====== Extracted information ======

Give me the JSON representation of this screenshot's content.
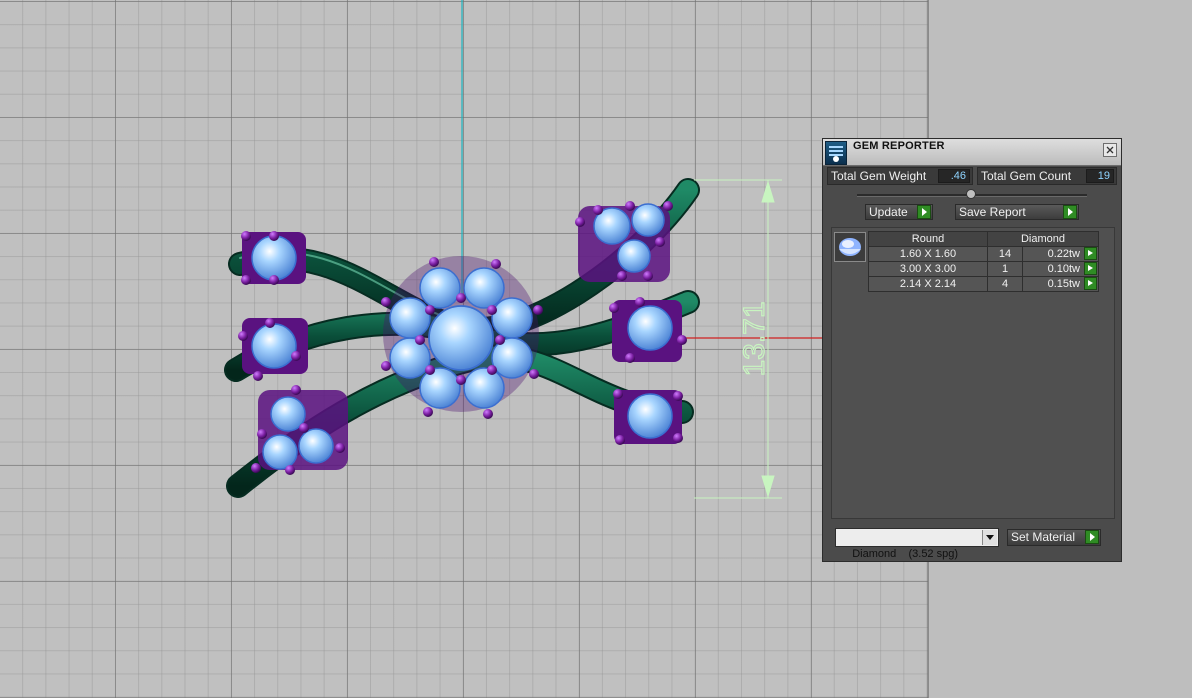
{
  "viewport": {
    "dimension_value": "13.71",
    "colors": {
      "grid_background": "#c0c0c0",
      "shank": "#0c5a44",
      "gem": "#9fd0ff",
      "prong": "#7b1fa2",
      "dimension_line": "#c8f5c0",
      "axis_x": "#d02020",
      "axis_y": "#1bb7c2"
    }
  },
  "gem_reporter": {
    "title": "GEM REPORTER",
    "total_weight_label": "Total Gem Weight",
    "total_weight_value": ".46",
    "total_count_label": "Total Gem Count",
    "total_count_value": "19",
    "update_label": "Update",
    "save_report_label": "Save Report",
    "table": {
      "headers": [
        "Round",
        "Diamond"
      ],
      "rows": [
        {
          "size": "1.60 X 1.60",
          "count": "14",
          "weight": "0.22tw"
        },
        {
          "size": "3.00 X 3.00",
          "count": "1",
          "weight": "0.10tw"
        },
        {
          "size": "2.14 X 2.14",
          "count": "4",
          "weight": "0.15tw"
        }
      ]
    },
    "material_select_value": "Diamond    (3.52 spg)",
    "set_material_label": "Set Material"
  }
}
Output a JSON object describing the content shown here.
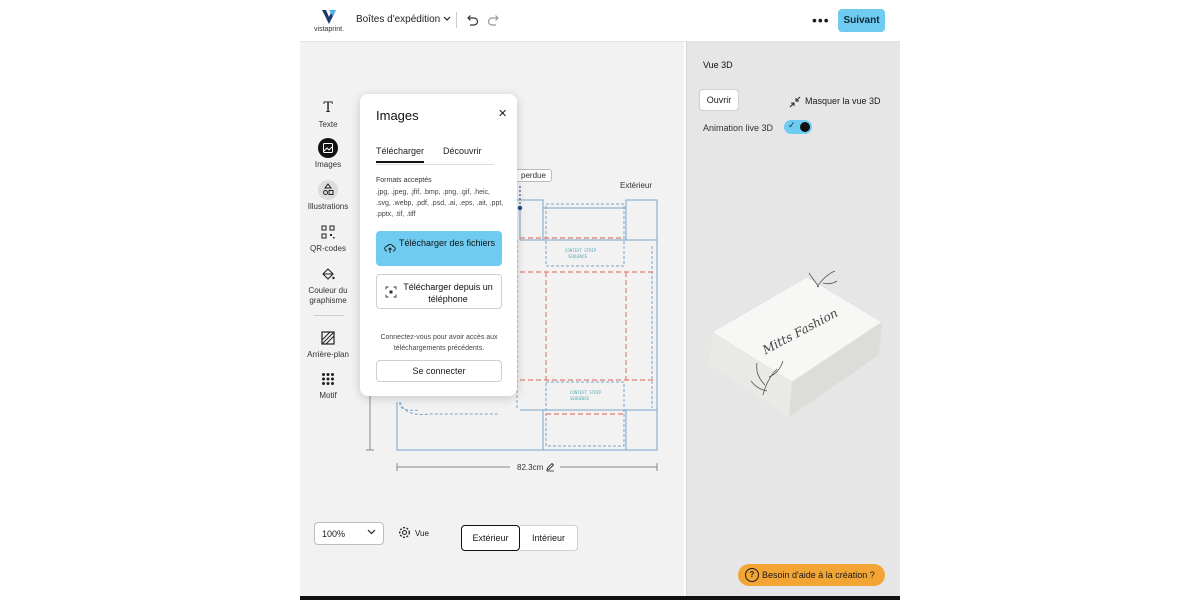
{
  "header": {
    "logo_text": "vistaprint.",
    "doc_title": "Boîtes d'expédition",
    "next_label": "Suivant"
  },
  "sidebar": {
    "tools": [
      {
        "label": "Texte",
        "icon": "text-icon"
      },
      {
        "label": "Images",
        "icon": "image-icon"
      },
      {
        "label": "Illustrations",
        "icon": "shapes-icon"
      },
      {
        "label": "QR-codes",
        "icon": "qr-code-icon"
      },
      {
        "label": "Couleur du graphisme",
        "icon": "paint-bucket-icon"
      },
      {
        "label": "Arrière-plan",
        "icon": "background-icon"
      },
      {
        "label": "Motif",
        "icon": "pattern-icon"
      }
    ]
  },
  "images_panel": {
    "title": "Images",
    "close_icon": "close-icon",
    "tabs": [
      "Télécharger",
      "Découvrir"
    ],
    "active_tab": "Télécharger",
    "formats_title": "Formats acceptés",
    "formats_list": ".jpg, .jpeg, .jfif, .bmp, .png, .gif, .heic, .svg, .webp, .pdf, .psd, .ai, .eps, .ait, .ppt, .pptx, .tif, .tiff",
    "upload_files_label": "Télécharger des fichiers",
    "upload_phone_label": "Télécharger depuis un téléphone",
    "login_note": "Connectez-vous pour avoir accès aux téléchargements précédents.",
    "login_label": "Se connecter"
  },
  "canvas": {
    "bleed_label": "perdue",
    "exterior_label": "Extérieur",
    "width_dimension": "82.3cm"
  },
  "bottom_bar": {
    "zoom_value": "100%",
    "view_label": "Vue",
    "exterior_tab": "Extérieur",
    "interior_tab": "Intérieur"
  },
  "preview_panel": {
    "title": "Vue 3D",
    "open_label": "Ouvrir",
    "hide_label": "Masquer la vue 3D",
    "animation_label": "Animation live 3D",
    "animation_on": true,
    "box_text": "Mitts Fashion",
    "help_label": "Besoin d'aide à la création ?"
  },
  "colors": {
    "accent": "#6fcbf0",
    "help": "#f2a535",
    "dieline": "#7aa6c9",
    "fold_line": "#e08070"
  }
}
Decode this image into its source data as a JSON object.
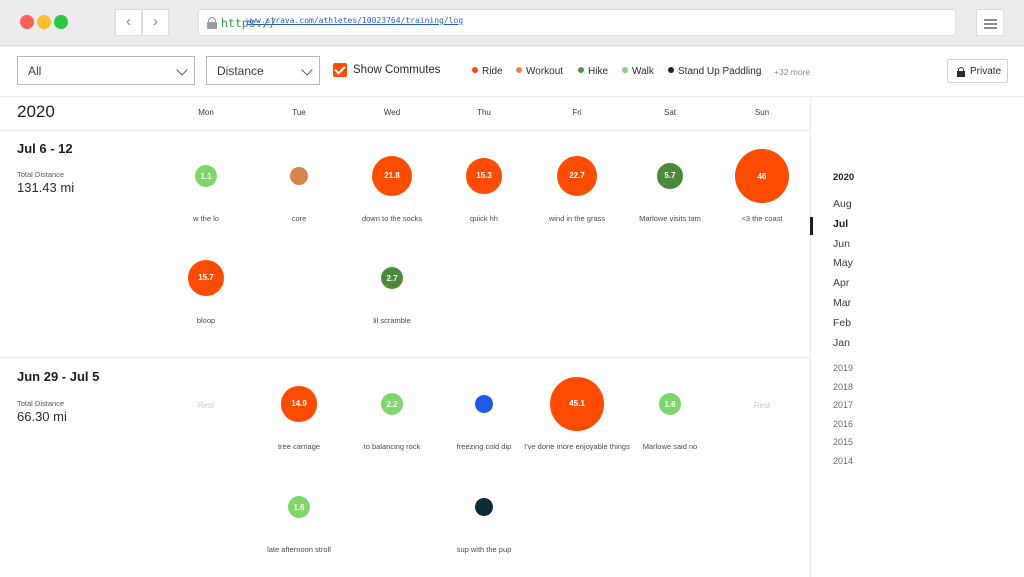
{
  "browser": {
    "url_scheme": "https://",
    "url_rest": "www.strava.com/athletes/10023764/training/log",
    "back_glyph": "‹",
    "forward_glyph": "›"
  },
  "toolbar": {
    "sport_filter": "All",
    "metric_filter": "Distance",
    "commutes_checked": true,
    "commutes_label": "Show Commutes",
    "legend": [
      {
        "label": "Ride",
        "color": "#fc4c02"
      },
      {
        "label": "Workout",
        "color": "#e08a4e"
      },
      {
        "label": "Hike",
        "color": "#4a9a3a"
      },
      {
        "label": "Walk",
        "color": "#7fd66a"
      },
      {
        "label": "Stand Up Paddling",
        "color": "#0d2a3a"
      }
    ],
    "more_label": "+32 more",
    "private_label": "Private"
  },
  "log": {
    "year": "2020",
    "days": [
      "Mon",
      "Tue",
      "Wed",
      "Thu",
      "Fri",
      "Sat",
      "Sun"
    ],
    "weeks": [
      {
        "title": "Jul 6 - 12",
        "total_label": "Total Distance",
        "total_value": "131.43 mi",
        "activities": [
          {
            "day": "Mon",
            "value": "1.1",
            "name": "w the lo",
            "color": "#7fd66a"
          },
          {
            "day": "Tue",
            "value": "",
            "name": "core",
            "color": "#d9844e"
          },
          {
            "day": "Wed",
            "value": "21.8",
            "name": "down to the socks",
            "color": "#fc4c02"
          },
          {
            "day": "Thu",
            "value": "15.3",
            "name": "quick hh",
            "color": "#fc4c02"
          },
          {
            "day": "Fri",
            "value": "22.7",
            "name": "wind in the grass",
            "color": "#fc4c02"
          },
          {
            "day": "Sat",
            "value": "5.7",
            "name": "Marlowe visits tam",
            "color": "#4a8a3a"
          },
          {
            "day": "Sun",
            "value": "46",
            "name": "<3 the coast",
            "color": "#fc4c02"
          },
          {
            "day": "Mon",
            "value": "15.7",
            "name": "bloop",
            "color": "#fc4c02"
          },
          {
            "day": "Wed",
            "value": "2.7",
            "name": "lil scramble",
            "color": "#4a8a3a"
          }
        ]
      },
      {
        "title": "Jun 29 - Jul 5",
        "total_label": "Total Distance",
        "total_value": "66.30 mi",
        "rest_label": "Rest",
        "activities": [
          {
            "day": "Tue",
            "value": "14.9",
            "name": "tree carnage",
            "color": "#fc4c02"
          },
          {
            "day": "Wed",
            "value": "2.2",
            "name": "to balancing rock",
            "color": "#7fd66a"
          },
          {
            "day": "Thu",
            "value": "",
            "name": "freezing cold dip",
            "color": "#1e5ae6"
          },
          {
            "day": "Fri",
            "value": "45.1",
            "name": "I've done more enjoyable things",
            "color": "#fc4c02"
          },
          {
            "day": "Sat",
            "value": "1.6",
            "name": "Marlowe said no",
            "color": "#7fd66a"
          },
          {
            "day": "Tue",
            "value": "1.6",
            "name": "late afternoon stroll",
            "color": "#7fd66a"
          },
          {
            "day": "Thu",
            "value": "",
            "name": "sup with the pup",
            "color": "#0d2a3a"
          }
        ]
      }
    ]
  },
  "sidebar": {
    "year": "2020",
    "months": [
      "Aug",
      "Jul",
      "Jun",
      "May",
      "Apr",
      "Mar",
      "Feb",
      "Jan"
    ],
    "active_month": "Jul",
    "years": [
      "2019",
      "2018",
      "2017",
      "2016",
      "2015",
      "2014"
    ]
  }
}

======

- Do this -
Replicate the material above verbatim; images stay out of the copy.

- Problem solution -
Give me the JSON representation of this screenshot's content.
{
  "viewport": {
    "dimension_value": "13.71",
    "colors": {
      "grid_background": "#c0c0c0",
      "shank": "#0c5a44",
      "gem": "#9fd0ff",
      "prong": "#7b1fa2",
      "dimension_line": "#c8f5c0",
      "axis_x": "#d02020",
      "axis_y": "#1bb7c2"
    }
  },
  "gem_reporter": {
    "title": "GEM REPORTER",
    "total_weight_label": "Total Gem Weight",
    "total_weight_value": ".46",
    "total_count_label": "Total Gem Count",
    "total_count_value": "19",
    "update_label": "Update",
    "save_report_label": "Save Report",
    "table": {
      "headers": [
        "Round",
        "Diamond"
      ],
      "rows": [
        {
          "size": "1.60 X 1.60",
          "count": "14",
          "weight": "0.22tw"
        },
        {
          "size": "3.00 X 3.00",
          "count": "1",
          "weight": "0.10tw"
        },
        {
          "size": "2.14 X 2.14",
          "count": "4",
          "weight": "0.15tw"
        }
      ]
    },
    "material_select_value": "Diamond    (3.52 spg)",
    "set_material_label": "Set Material"
  }
}
Output a JSON object describing the content shown here.
{
  "header": {
    "logo_text": "vistaprint.",
    "doc_title": "Boîtes d'expédition",
    "next_label": "Suivant"
  },
  "sidebar": {
    "tools": [
      {
        "label": "Texte",
        "icon": "text-icon"
      },
      {
        "label": "Images",
        "icon": "image-icon"
      },
      {
        "label": "Illustrations",
        "icon": "shapes-icon"
      },
      {
        "label": "QR-codes",
        "icon": "qr-code-icon"
      },
      {
        "label": "Couleur du graphisme",
        "icon": "paint-bucket-icon"
      },
      {
        "label": "Arrière-plan",
        "icon": "background-icon"
      },
      {
        "label": "Motif",
        "icon": "pattern-icon"
      }
    ]
  },
  "images_panel": {
    "title": "Images",
    "close_icon": "close-icon",
    "tabs": [
      "Télécharger",
      "Découvrir"
    ],
    "active_tab": "Télécharger",
    "formats_title": "Formats acceptés",
    "formats_list": ".jpg, .jpeg, .jfif, .bmp, .png, .gif, .heic, .svg, .webp, .pdf, .psd, .ai, .eps, .ait, .ppt, .pptx, .tif, .tiff",
    "upload_files_label": "Télécharger des fichiers",
    "upload_phone_label": "Télécharger depuis un téléphone",
    "login_note": "Connectez-vous pour avoir accès aux téléchargements précédents.",
    "login_label": "Se connecter"
  },
  "canvas": {
    "bleed_label": "perdue",
    "exterior_label": "Extérieur",
    "width_dimension": "82.3cm"
  },
  "bottom_bar": {
    "zoom_value": "100%",
    "view_label": "Vue",
    "exterior_tab": "Extérieur",
    "interior_tab": "Intérieur"
  },
  "preview_panel": {
    "title": "Vue 3D",
    "open_label": "Ouvrir",
    "hide_label": "Masquer la vue 3D",
    "animation_label": "Animation live 3D",
    "animation_on": true,
    "box_text": "Mitts Fashion",
    "help_label": "Besoin d'aide à la création ?"
  },
  "colors": {
    "accent": "#6fcbf0",
    "help": "#f2a535",
    "dieline": "#7aa6c9",
    "fold_line": "#e08070"
  }
}
Decode this image into its source data as a JSON object.
{
  "browser": {
    "url_scheme": "https://",
    "url_rest": "www.strava.com/athletes/10023764/training/log",
    "back_glyph": "‹",
    "forward_glyph": "›"
  },
  "toolbar": {
    "sport_filter": "All",
    "metric_filter": "Distance",
    "commutes_checked": true,
    "commutes_label": "Show Commutes",
    "legend": [
      {
        "label": "Ride",
        "color": "#fc4c02"
      },
      {
        "label": "Workout",
        "color": "#e08a4e"
      },
      {
        "label": "Hike",
        "color": "#4a9a3a"
      },
      {
        "label": "Walk",
        "color": "#7fd66a"
      },
      {
        "label": "Stand Up Paddling",
        "color": "#0d2a3a"
      }
    ],
    "more_label": "+32 more",
    "private_label": "Private"
  },
  "log": {
    "year": "2020",
    "days": [
      "Mon",
      "Tue",
      "Wed",
      "Thu",
      "Fri",
      "Sat",
      "Sun"
    ],
    "weeks": [
      {
        "title": "Jul 6 - 12",
        "total_label": "Total Distance",
        "total_value": "131.43 mi",
        "activities": [
          {
            "day": "Mon",
            "value": "1.1",
            "name": "w the lo",
            "color": "#7fd66a"
          },
          {
            "day": "Tue",
            "value": "",
            "name": "core",
            "color": "#d9844e"
          },
          {
            "day": "Wed",
            "value": "21.8",
            "name": "down to the socks",
            "color": "#fc4c02"
          },
          {
            "day": "Thu",
            "value": "15.3",
            "name": "quick hh",
            "color": "#fc4c02"
          },
          {
            "day": "Fri",
            "value": "22.7",
            "name": "wind in the grass",
            "color": "#fc4c02"
          },
          {
            "day": "Sat",
            "value": "5.7",
            "name": "Marlowe visits tam",
            "color": "#4a8a3a"
          },
          {
            "day": "Sun",
            "value": "46",
            "name": "<3 the coast",
            "color": "#fc4c02"
          },
          {
            "day": "Mon",
            "value": "15.7",
            "name": "bloop",
            "color": "#fc4c02"
          },
          {
            "day": "Wed",
            "value": "2.7",
            "name": "lil scramble",
            "color": "#4a8a3a"
          }
        ]
      },
      {
        "title": "Jun 29 - Jul 5",
        "total_label": "Total Distance",
        "total_value": "66.30 mi",
        "rest_label": "Rest",
        "activities": [
          {
            "day": "Tue",
            "value": "14.9",
            "name": "tree carnage",
            "color": "#fc4c02"
          },
          {
            "day": "Wed",
            "value": "2.2",
            "name": "to balancing rock",
            "color": "#7fd66a"
          },
          {
            "day": "Thu",
            "value": "",
            "name": "freezing cold dip",
            "color": "#1e5ae6"
          },
          {
            "day": "Fri",
            "value": "45.1",
            "name": "I've done more enjoyable things",
            "color": "#fc4c02"
          },
          {
            "day": "Sat",
            "value": "1.6",
            "name": "Marlowe said no",
            "color": "#7fd66a"
          },
          {
            "day": "Tue",
            "value": "1.6",
            "name": "late afternoon stroll",
            "color": "#7fd66a"
          },
          {
            "day": "Thu",
            "value": "",
            "name": "sup with the pup",
            "color": "#0d2a3a"
          }
        ]
      }
    ]
  },
  "sidebar": {
    "year": "2020",
    "months": [
      "Aug",
      "Jul",
      "Jun",
      "May",
      "Apr",
      "Mar",
      "Feb",
      "Jan"
    ],
    "active_month": "Jul",
    "years": [
      "2019",
      "2018",
      "2017",
      "2016",
      "2015",
      "2014"
    ]
  }
}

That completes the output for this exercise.